* _Request_:
Work out the number of lines containing "prix". Answer with nothing but that number.

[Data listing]

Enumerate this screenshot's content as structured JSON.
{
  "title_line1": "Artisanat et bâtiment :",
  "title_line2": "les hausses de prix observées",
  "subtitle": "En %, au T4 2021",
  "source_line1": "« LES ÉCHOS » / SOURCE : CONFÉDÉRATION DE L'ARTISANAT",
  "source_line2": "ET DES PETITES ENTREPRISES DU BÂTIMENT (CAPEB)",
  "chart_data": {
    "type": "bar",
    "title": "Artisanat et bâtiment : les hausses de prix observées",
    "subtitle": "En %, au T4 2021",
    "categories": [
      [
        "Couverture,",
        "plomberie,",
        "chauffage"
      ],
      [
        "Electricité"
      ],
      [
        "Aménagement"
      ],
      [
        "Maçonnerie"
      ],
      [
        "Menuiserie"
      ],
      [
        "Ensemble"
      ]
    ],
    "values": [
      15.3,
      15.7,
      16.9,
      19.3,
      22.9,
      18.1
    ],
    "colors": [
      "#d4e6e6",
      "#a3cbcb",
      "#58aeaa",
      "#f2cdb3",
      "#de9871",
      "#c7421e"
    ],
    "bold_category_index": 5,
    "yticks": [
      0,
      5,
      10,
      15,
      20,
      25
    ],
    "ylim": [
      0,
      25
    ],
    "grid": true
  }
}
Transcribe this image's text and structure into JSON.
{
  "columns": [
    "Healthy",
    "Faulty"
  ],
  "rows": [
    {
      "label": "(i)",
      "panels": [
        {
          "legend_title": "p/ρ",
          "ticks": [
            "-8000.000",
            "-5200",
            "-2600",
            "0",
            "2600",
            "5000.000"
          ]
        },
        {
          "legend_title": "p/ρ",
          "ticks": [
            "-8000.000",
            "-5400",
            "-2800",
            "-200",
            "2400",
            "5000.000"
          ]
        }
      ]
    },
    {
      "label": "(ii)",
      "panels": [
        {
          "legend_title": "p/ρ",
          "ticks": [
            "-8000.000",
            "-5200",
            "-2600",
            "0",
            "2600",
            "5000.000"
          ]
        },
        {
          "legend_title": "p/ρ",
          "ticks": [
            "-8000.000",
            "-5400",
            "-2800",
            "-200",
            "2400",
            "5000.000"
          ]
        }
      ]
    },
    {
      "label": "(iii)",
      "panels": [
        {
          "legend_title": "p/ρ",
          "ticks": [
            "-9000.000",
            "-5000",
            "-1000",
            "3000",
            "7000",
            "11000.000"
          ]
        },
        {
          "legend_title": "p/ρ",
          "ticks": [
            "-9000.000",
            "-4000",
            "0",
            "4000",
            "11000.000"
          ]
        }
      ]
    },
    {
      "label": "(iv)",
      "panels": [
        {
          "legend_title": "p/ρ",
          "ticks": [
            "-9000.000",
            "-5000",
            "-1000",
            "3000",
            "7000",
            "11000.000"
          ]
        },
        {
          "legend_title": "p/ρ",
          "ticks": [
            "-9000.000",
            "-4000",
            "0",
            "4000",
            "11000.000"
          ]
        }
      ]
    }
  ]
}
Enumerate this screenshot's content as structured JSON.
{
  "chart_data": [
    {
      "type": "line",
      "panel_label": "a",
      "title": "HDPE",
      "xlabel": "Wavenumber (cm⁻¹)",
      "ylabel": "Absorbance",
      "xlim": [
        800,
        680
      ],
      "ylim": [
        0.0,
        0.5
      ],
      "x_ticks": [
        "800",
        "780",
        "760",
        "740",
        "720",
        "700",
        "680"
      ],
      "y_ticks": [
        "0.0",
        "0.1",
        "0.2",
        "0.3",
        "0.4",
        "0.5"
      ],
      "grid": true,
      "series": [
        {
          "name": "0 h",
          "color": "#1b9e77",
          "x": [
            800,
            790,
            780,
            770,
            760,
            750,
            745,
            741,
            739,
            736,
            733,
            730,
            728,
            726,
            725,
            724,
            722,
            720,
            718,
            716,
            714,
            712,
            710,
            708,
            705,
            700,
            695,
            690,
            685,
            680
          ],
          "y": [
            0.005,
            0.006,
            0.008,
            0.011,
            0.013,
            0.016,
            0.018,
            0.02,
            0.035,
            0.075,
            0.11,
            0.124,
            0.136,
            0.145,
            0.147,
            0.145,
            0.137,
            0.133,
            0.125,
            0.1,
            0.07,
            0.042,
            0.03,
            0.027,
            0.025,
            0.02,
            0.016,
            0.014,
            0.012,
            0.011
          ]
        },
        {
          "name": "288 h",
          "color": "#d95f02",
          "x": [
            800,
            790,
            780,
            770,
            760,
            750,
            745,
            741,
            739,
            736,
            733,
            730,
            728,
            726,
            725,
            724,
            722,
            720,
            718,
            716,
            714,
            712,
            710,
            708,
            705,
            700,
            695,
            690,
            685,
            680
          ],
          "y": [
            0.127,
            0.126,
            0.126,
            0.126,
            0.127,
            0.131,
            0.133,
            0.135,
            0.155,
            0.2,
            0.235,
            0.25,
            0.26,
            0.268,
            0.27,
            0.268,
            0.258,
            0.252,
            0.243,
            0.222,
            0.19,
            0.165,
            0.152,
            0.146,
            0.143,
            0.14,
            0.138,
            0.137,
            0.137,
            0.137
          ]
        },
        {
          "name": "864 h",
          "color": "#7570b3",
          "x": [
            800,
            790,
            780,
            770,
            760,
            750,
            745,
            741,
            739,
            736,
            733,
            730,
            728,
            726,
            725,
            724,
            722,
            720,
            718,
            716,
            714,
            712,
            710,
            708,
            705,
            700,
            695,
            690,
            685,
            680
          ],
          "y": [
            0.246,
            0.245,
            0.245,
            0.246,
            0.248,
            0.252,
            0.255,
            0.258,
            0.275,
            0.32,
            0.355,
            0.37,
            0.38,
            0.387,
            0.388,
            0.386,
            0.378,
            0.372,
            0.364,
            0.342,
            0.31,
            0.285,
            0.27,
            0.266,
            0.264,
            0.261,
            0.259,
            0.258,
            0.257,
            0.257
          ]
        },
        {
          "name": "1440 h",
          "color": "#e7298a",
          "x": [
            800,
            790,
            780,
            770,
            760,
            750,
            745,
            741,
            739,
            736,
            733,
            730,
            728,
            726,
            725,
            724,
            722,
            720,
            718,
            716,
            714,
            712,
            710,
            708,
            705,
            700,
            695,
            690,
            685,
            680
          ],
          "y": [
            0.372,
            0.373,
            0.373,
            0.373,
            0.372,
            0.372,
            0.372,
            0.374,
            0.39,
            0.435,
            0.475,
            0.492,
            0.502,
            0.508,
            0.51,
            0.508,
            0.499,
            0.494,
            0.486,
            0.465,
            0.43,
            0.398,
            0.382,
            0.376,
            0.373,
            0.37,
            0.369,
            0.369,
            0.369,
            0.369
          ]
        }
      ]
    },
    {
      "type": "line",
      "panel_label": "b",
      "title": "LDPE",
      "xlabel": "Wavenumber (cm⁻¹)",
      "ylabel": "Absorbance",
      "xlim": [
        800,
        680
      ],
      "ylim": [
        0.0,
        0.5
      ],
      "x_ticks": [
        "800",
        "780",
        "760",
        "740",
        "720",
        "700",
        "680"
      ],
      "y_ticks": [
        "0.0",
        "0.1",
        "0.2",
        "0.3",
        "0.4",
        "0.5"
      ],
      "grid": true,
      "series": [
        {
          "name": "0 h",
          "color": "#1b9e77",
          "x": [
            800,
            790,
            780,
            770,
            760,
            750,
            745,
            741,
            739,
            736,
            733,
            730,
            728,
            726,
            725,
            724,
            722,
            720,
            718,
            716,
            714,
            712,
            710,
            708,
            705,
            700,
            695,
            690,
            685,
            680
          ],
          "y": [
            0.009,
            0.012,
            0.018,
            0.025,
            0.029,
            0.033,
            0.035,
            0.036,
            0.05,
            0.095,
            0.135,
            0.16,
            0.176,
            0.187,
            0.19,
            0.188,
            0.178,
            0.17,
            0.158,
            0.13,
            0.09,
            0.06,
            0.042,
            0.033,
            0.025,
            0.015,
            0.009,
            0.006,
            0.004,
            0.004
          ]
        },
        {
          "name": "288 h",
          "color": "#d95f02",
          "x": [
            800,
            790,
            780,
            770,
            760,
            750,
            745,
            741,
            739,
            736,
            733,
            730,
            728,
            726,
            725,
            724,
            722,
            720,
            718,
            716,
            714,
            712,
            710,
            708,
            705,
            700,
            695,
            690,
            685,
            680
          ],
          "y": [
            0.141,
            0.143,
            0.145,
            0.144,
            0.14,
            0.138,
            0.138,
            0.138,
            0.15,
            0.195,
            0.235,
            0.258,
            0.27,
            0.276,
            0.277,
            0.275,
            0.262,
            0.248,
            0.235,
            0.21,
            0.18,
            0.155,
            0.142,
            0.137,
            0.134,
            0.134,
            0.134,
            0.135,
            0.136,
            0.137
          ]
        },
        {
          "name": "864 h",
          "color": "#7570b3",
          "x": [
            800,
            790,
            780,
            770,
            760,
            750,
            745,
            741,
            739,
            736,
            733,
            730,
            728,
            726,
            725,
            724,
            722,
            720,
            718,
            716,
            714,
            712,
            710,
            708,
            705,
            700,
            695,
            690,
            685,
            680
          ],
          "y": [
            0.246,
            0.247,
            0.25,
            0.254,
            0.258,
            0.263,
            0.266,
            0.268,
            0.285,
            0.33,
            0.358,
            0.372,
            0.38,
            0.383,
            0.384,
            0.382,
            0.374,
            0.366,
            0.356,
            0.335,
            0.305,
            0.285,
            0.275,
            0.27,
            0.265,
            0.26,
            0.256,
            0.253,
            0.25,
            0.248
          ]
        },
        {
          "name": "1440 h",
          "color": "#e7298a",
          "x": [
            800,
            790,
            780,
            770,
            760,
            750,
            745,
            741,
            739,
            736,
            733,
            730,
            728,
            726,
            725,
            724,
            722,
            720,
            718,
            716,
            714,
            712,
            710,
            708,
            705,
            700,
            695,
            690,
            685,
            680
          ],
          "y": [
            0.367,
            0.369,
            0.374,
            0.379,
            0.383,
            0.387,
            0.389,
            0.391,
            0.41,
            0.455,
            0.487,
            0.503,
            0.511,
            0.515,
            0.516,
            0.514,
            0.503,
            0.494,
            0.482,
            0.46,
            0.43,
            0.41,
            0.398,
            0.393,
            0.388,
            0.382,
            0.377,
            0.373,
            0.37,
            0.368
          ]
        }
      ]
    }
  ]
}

* _Output of the exercise_:
2